Set down all of the entries word for word, omitting the images they contain.

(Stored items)
---
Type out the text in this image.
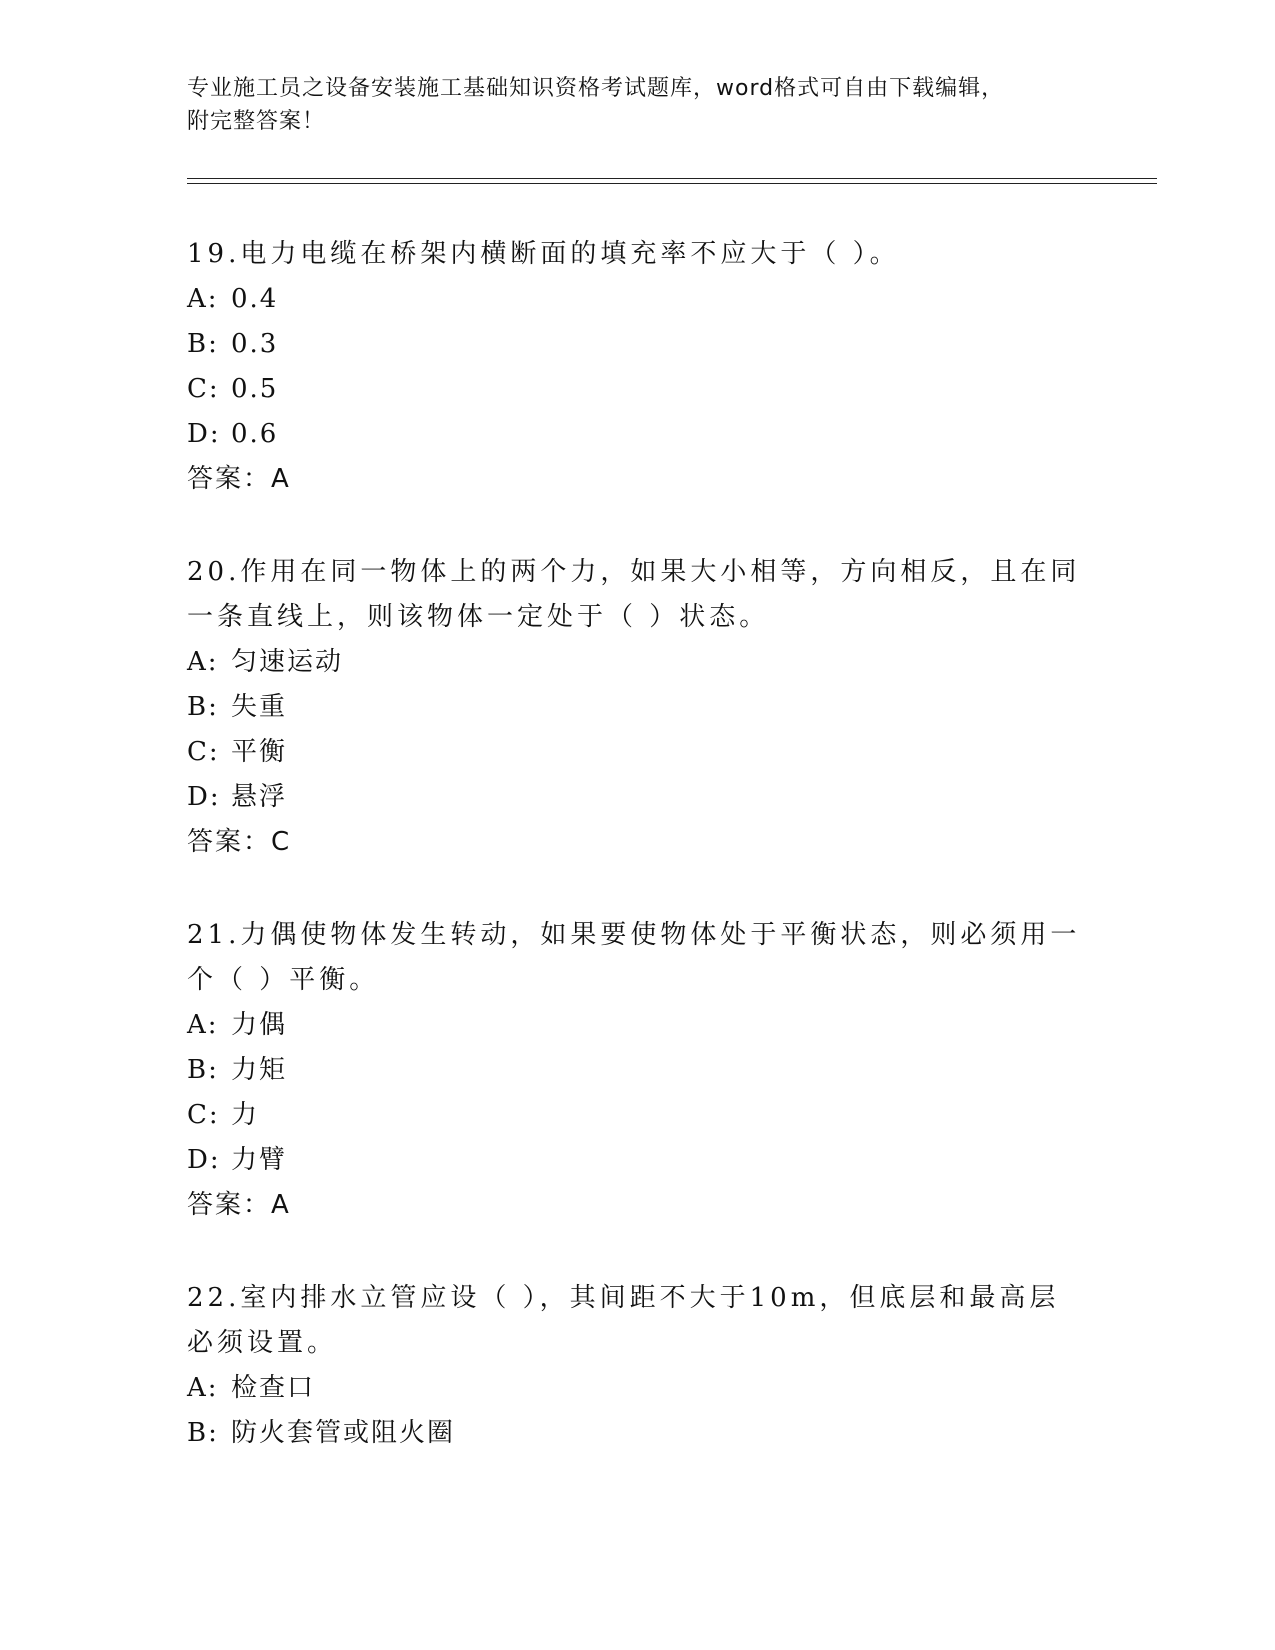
专业施工员之设备安装施工基础知识资格考试题库，word格式可自由下载编辑，
附完整答案！
19.电力电缆在桥架内横断面的填充率不应大于（ ）。
A: 0.4
B: 0.3
C: 0.5
D: 0.6
答案：A
20.作用在同一物体上的两个力，如果大小相等，方向相反，且在同一条直线上，则该物体一定处于（ ）状态。
A: 匀速运动
B: 失重
C: 平衡
D: 悬浮
答案：C
21.力偶使物体发生转动，如果要使物体处于平衡状态，则必须用一个（ ）平衡。
A: 力偶
B: 力矩
C: 力
D: 力臂
答案：A
22.室内排水立管应设（ ），其间距不大于10m，但底层和最高层必须设置。
A: 检查口
B: 防火套管或阻火圈
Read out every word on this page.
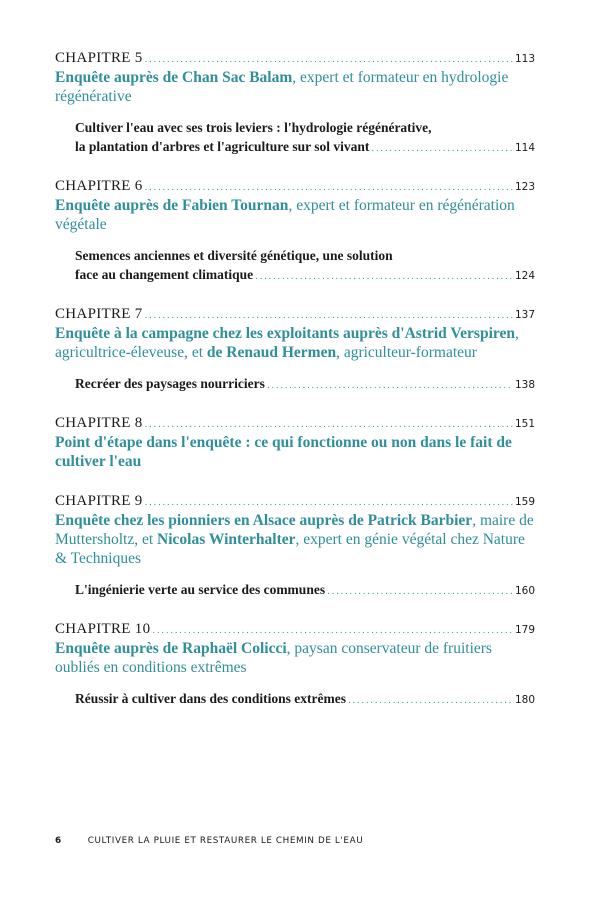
CHAPITRE 5 .....	113
Enquête auprès de Chan Sac Balam, expert et formateur en hydrologie régénérative
Cultiver l'eau avec ses trois leviers : l'hydrologie régénérative,
la plantation d'arbres et l'agriculture sur sol vivant .....	114
CHAPITRE 6 .....	123
Enquête auprès de Fabien Tournan, expert et formateur en régénération végétale
Semences anciennes et diversité génétique, une solution
face au changement climatique .....	124
CHAPITRE 7 .....	137
Enquête à la campagne chez les exploitants auprès d'Astrid Verspiren, agricultrice-éleveuse, et de Renaud Hermen, agriculteur-formateur
Recréer des paysages nourriciers .....	138
CHAPITRE 8 .....	151
Point d'étape dans l'enquête : ce qui fonctionne ou non dans le fait de cultiver l'eau
CHAPITRE 9 .....	159
Enquête chez les pionniers en Alsace auprès de Patrick Barbier, maire de Muttersholtz, et Nicolas Winterhalter, expert en génie végétal chez Nature & Techniques
L'ingénierie verte au service des communes .....	160
CHAPITRE 10 .....	179
Enquête auprès de Raphaël Colicci, paysan conservateur de fruitiers oubliés en conditions extrêmes
Réussir à cultiver dans des conditions extrêmes .....	180
6	CULTIVER LA PLUIE ET RESTAURER LE CHEMIN DE L'EAU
---
The completed task
Type out the text in this image.
专业施工员之设备安装施工基础知识资格考试题库，word格式可自由下载编辑，
附完整答案！
19.电力电缆在桥架内横断面的填充率不应大于（ ）。
A: 0.4
B: 0.3
C: 0.5
D: 0.6
答案：A
20.作用在同一物体上的两个力，如果大小相等，方向相反，且在同一条直线上，则该物体一定处于（ ）状态。
A: 匀速运动
B: 失重
C: 平衡
D: 悬浮
答案：C
21.力偶使物体发生转动，如果要使物体处于平衡状态，则必须用一个（ ）平衡。
A: 力偶
B: 力矩
C: 力
D: 力臂
答案：A
22.室内排水立管应设（ ），其间距不大于10m，但底层和最高层必须设置。
A: 检查口
B: 防火套管或阻火圈
Read out every word on this page.
CHAPITRE 5 .....	113
Enquête auprès de Chan Sac Balam, expert et formateur en hydrologie régénérative
Cultiver l'eau avec ses trois leviers : l'hydrologie régénérative,
la plantation d'arbres et l'agriculture sur sol vivant .....	114
CHAPITRE 6 .....	123
Enquête auprès de Fabien Tournan, expert et formateur en régénération végétale
Semences anciennes et diversité génétique, une solution
face au changement climatique .....	124
CHAPITRE 7 .....	137
Enquête à la campagne chez les exploitants auprès d'Astrid Verspiren, agricultrice-éleveuse, et de Renaud Hermen, agriculteur-formateur
Recréer des paysages nourriciers .....	138
CHAPITRE 8 .....	151
Point d'étape dans l'enquête : ce qui fonctionne ou non dans le fait de cultiver l'eau
CHAPITRE 9 .....	159
Enquête chez les pionniers en Alsace auprès de Patrick Barbier, maire de Muttersholtz, et Nicolas Winterhalter, expert en génie végétal chez Nature & Techniques
L'ingénierie verte au service des communes .....	160
CHAPITRE 10 .....	179
Enquête auprès de Raphaël Colicci, paysan conservateur de fruitiers oubliés en conditions extrêmes
Réussir à cultiver dans des conditions extrêmes .....	180
6	CULTIVER LA PLUIE ET RESTAURER LE CHEMIN DE L'EAU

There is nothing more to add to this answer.